* START INPUT FOR THIS TASK *

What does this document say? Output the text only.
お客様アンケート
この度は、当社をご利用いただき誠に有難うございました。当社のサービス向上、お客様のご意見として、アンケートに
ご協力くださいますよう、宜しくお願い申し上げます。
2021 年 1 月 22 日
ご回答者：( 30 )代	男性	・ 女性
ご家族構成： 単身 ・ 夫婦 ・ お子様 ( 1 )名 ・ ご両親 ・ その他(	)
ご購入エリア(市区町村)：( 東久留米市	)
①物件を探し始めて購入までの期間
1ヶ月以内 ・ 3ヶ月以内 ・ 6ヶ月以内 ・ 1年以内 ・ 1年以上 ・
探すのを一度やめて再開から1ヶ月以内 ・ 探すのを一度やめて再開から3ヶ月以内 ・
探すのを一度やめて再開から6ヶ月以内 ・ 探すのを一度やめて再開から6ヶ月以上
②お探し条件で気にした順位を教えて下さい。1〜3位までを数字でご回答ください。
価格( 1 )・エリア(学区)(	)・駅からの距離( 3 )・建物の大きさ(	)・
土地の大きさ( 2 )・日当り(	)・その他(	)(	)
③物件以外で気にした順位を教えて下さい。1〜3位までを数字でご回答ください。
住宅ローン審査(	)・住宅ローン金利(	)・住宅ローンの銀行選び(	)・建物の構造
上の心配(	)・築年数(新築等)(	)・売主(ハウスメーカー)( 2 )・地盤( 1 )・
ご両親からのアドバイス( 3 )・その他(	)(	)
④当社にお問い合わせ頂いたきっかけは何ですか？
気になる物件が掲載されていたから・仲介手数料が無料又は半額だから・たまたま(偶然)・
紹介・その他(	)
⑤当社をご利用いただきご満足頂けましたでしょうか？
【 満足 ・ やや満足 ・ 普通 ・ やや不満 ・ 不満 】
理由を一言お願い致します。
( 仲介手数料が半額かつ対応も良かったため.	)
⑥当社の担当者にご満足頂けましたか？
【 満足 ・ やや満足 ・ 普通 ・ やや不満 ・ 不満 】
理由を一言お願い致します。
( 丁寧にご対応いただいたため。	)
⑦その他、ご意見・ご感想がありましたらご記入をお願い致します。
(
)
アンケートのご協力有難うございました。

* END INPUT FOR THIS TASK *

▶ _TASK DESCRIPTION_
Print out every record again, exactly and in full.

▶ _ANSWER FOR THIS EXERCISE_
What does this document say? Output the text only.
お客様アンケート
この度は、当社をご利用いただき誠に有難うございました。当社のサービス向上、お客様のご意見として、アンケートに
ご協力くださいますよう、宜しくお願い申し上げます。
2021 年 1 月 22 日
ご回答者：( 30 )代	男性	・ 女性
ご家族構成： 単身 ・ 夫婦 ・ お子様 ( 1 )名 ・ ご両親 ・ その他(	)
ご購入エリア(市区町村)：( 東久留米市	)
①物件を探し始めて購入までの期間
1ヶ月以内 ・ 3ヶ月以内 ・ 6ヶ月以内 ・ 1年以内 ・ 1年以上 ・
探すのを一度やめて再開から1ヶ月以内 ・ 探すのを一度やめて再開から3ヶ月以内 ・
探すのを一度やめて再開から6ヶ月以内 ・ 探すのを一度やめて再開から6ヶ月以上
②お探し条件で気にした順位を教えて下さい。1〜3位までを数字でご回答ください。
価格( 1 )・エリア(学区)(	)・駅からの距離( 3 )・建物の大きさ(	)・
土地の大きさ( 2 )・日当り(	)・その他(	)(	)
③物件以外で気にした順位を教えて下さい。1〜3位までを数字でご回答ください。
住宅ローン審査(	)・住宅ローン金利(	)・住宅ローンの銀行選び(	)・建物の構造
上の心配(	)・築年数(新築等)(	)・売主(ハウスメーカー)( 2 )・地盤( 1 )・
ご両親からのアドバイス( 3 )・その他(	)(	)
④当社にお問い合わせ頂いたきっかけは何ですか？
気になる物件が掲載されていたから・仲介手数料が無料又は半額だから・たまたま(偶然)・
紹介・その他(	)
⑤当社をご利用いただきご満足頂けましたでしょうか？
【 満足 ・ やや満足 ・ 普通 ・ やや不満 ・ 不満 】
理由を一言お願い致します。
( 仲介手数料が半額かつ対応も良かったため.	)
⑥当社の担当者にご満足頂けましたか？
【 満足 ・ やや満足 ・ 普通 ・ やや不満 ・ 不満 】
理由を一言お願い致します。
( 丁寧にご対応いただいたため。	)
⑦その他、ご意見・ご感想がありましたらご記入をお願い致します。
(
)
アンケートのご協力有難うございました。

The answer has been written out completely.